**Exercise task:** Every entry that follows needs to be repeated exactly.

Records from a collection of figures:
####################
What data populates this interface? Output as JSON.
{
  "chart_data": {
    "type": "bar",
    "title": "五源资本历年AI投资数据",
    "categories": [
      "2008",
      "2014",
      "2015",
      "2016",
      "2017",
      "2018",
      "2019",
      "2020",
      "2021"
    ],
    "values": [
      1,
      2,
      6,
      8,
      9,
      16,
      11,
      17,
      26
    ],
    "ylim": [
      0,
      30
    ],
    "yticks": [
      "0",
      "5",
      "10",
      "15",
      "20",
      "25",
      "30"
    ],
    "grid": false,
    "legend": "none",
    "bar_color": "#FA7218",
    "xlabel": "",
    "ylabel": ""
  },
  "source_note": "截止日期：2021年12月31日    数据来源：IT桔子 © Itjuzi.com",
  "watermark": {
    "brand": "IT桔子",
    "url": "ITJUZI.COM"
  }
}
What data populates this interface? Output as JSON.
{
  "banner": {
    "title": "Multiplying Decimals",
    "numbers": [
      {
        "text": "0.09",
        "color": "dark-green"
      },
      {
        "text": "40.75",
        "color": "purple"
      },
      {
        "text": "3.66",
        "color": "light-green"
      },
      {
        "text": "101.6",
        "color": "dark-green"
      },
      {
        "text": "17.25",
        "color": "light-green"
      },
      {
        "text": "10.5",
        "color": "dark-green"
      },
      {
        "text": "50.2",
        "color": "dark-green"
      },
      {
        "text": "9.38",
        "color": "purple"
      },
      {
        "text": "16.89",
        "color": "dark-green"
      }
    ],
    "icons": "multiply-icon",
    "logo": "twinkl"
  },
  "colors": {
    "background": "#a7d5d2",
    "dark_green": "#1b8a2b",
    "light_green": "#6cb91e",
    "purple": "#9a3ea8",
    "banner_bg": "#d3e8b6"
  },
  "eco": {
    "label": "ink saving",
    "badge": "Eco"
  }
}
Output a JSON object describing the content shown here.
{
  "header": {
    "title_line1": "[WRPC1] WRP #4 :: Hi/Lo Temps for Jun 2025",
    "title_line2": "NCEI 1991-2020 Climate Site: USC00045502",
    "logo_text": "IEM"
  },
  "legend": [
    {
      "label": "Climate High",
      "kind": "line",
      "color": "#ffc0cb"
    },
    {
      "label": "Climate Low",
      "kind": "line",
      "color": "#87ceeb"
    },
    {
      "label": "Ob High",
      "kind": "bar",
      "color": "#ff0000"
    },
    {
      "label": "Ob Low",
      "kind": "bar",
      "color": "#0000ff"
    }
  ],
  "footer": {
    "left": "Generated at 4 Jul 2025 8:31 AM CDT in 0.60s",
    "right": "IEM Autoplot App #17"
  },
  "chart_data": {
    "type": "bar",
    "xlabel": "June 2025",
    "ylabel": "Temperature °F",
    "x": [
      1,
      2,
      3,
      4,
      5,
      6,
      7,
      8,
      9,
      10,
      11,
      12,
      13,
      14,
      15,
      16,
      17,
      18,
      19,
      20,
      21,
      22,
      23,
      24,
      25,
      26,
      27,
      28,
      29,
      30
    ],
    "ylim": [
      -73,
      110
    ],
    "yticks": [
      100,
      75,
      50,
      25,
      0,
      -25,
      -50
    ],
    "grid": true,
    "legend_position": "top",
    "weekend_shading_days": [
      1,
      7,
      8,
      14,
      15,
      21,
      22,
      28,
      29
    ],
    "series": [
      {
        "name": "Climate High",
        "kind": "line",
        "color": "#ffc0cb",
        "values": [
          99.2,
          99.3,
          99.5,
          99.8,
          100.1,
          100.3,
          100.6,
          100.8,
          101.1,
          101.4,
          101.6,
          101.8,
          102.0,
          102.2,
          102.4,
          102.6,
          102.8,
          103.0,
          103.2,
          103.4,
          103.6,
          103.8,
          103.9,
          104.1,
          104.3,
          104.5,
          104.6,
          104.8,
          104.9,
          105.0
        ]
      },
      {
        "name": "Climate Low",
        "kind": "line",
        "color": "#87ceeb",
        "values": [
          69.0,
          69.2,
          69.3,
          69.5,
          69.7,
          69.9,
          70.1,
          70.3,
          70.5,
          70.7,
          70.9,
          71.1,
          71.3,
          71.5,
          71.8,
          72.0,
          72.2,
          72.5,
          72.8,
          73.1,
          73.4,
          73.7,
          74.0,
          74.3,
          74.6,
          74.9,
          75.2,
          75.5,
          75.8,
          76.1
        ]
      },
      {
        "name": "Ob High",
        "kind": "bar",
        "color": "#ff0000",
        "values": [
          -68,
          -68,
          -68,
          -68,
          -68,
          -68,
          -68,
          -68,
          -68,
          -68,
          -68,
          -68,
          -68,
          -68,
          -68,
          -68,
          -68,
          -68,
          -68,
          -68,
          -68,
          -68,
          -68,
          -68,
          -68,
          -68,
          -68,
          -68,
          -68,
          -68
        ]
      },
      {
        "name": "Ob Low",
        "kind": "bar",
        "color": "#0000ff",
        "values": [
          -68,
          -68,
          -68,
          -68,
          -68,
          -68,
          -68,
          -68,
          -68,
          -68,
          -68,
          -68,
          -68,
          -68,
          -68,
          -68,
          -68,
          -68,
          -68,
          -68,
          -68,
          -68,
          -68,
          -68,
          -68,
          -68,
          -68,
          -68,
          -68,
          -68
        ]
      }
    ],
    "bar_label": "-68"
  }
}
####################
**Correct answer:**
What data populates this interface? Output as JSON.
{
  "chart_data": {
    "type": "bar",
    "title": "五源资本历年AI投资数据",
    "categories": [
      "2008",
      "2014",
      "2015",
      "2016",
      "2017",
      "2018",
      "2019",
      "2020",
      "2021"
    ],
    "values": [
      1,
      2,
      6,
      8,
      9,
      16,
      11,
      17,
      26
    ],
    "ylim": [
      0,
      30
    ],
    "yticks": [
      "0",
      "5",
      "10",
      "15",
      "20",
      "25",
      "30"
    ],
    "grid": false,
    "legend": "none",
    "bar_color": "#FA7218",
    "xlabel": "",
    "ylabel": ""
  },
  "source_note": "截止日期：2021年12月31日    数据来源：IT桔子 © Itjuzi.com",
  "watermark": {
    "brand": "IT桔子",
    "url": "ITJUZI.COM"
  }
}
What data populates this interface? Output as JSON.
{
  "banner": {
    "title": "Multiplying Decimals",
    "numbers": [
      {
        "text": "0.09",
        "color": "dark-green"
      },
      {
        "text": "40.75",
        "color": "purple"
      },
      {
        "text": "3.66",
        "color": "light-green"
      },
      {
        "text": "101.6",
        "color": "dark-green"
      },
      {
        "text": "17.25",
        "color": "light-green"
      },
      {
        "text": "10.5",
        "color": "dark-green"
      },
      {
        "text": "50.2",
        "color": "dark-green"
      },
      {
        "text": "9.38",
        "color": "purple"
      },
      {
        "text": "16.89",
        "color": "dark-green"
      }
    ],
    "icons": "multiply-icon",
    "logo": "twinkl"
  },
  "colors": {
    "background": "#a7d5d2",
    "dark_green": "#1b8a2b",
    "light_green": "#6cb91e",
    "purple": "#9a3ea8",
    "banner_bg": "#d3e8b6"
  },
  "eco": {
    "label": "ink saving",
    "badge": "Eco"
  }
}
Output a JSON object describing the content shown here.
{
  "header": {
    "title_line1": "[WRPC1] WRP #4 :: Hi/Lo Temps for Jun 2025",
    "title_line2": "NCEI 1991-2020 Climate Site: USC00045502",
    "logo_text": "IEM"
  },
  "legend": [
    {
      "label": "Climate High",
      "kind": "line",
      "color": "#ffc0cb"
    },
    {
      "label": "Climate Low",
      "kind": "line",
      "color": "#87ceeb"
    },
    {
      "label": "Ob High",
      "kind": "bar",
      "color": "#ff0000"
    },
    {
      "label": "Ob Low",
      "kind": "bar",
      "color": "#0000ff"
    }
  ],
  "footer": {
    "left": "Generated at 4 Jul 2025 8:31 AM CDT in 0.60s",
    "right": "IEM Autoplot App #17"
  },
  "chart_data": {
    "type": "bar",
    "xlabel": "June 2025",
    "ylabel": "Temperature °F",
    "x": [
      1,
      2,
      3,
      4,
      5,
      6,
      7,
      8,
      9,
      10,
      11,
      12,
      13,
      14,
      15,
      16,
      17,
      18,
      19,
      20,
      21,
      22,
      23,
      24,
      25,
      26,
      27,
      28,
      29,
      30
    ],
    "ylim": [
      -73,
      110
    ],
    "yticks": [
      100,
      75,
      50,
      25,
      0,
      -25,
      -50
    ],
    "grid": true,
    "legend_position": "top",
    "weekend_shading_days": [
      1,
      7,
      8,
      14,
      15,
      21,
      22,
      28,
      29
    ],
    "series": [
      {
        "name": "Climate High",
        "kind": "line",
        "color": "#ffc0cb",
        "values": [
          99.2,
          99.3,
          99.5,
          99.8,
          100.1,
          100.3,
          100.6,
          100.8,
          101.1,
          101.4,
          101.6,
          101.8,
          102.0,
          102.2,
          102.4,
          102.6,
          102.8,
          103.0,
          103.2,
          103.4,
          103.6,
          103.8,
          103.9,
          104.1,
          104.3,
          104.5,
          104.6,
          104.8,
          104.9,
          105.0
        ]
      },
      {
        "name": "Climate Low",
        "kind": "line",
        "color": "#87ceeb",
        "values": [
          69.0,
          69.2,
          69.3,
          69.5,
          69.7,
          69.9,
          70.1,
          70.3,
          70.5,
          70.7,
          70.9,
          71.1,
          71.3,
          71.5,
          71.8,
          72.0,
          72.2,
          72.5,
          72.8,
          73.1,
          73.4,
          73.7,
          74.0,
          74.3,
          74.6,
          74.9,
          75.2,
          75.5,
          75.8,
          76.1
        ]
      },
      {
        "name": "Ob High",
        "kind": "bar",
        "color": "#ff0000",
        "values": [
          -68,
          -68,
          -68,
          -68,
          -68,
          -68,
          -68,
          -68,
          -68,
          -68,
          -68,
          -68,
          -68,
          -68,
          -68,
          -68,
          -68,
          -68,
          -68,
          -68,
          -68,
          -68,
          -68,
          -68,
          -68,
          -68,
          -68,
          -68,
          -68,
          -68
        ]
      },
      {
        "name": "Ob Low",
        "kind": "bar",
        "color": "#0000ff",
        "values": [
          -68,
          -68,
          -68,
          -68,
          -68,
          -68,
          -68,
          -68,
          -68,
          -68,
          -68,
          -68,
          -68,
          -68,
          -68,
          -68,
          -68,
          -68,
          -68,
          -68,
          -68,
          -68,
          -68,
          -68,
          -68,
          -68,
          -68,
          -68,
          -68,
          -68
        ]
      }
    ],
    "bar_label": "-68"
  }
}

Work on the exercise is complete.